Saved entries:
((

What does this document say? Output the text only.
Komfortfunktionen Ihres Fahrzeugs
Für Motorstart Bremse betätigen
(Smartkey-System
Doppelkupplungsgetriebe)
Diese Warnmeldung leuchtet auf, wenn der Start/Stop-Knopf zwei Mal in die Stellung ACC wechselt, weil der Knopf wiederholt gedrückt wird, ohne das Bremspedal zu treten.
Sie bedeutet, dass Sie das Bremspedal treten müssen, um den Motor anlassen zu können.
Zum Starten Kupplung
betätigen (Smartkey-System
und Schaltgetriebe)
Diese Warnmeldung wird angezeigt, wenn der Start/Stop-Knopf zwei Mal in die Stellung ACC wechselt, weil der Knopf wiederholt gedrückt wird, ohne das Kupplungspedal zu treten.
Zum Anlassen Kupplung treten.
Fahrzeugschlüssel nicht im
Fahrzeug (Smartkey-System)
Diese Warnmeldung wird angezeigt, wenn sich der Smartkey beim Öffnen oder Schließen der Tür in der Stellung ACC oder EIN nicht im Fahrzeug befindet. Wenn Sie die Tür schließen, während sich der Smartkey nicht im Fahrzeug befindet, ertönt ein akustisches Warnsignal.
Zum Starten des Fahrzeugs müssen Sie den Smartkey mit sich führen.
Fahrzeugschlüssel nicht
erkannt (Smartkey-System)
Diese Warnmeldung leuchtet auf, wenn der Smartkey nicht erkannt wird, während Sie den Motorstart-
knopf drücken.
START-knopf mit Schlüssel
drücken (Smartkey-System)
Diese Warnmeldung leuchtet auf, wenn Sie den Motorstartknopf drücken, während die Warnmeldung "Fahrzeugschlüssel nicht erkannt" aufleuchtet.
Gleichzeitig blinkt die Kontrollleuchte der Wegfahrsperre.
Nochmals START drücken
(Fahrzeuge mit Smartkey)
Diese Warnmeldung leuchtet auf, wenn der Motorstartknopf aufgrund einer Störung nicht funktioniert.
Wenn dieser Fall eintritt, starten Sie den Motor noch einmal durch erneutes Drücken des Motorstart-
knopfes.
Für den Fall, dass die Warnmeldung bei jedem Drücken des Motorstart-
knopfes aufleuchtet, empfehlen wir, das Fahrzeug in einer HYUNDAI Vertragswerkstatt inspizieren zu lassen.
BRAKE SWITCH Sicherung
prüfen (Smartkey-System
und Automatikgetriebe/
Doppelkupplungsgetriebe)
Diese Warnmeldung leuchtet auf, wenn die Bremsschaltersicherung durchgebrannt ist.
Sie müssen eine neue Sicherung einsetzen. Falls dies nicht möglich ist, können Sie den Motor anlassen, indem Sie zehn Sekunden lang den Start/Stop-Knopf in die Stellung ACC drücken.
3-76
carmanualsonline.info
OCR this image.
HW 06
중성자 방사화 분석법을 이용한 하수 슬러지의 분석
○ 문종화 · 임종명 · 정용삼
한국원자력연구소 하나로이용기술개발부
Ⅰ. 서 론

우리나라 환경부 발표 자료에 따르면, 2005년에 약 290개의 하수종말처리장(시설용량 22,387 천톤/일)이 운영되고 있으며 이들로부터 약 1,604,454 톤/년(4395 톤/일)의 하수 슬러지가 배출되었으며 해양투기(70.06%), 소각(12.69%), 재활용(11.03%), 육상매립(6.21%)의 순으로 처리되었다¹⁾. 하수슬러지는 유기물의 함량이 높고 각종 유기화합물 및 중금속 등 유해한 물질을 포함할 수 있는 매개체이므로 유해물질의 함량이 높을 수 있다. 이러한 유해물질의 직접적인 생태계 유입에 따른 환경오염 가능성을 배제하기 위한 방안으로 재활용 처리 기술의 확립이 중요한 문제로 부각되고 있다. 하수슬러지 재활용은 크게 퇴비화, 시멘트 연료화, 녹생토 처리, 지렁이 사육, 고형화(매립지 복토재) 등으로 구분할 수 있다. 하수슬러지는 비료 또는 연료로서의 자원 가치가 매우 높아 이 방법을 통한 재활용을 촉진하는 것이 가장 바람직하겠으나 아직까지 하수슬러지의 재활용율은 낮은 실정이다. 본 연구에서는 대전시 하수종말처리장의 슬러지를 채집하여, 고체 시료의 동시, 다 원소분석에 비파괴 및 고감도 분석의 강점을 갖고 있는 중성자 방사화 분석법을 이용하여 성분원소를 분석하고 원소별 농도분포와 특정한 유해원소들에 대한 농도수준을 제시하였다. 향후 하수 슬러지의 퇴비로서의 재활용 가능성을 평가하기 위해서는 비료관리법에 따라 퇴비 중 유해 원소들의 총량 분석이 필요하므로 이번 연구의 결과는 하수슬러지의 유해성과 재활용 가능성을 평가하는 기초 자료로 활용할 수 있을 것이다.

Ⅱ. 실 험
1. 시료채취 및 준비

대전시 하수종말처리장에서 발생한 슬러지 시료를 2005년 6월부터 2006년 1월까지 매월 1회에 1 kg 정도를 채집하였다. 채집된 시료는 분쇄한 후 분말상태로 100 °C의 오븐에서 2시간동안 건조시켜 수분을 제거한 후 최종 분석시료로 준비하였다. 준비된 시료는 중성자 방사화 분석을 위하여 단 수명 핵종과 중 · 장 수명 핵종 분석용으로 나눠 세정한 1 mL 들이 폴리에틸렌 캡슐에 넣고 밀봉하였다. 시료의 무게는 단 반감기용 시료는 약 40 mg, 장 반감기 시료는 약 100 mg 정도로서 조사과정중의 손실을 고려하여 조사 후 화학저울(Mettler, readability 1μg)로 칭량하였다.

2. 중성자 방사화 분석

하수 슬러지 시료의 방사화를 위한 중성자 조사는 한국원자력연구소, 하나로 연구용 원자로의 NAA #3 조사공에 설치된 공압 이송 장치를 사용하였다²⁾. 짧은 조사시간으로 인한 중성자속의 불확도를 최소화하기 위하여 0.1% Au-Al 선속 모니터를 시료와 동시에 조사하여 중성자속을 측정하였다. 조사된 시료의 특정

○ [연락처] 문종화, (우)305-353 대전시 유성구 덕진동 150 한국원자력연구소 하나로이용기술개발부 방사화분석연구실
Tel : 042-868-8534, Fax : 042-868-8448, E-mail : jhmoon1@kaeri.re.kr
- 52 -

))

**PROBLEM TO WORK ON**
State how many lines of the records above contain "dass", with no words besides the number.

**SOLUTION**
2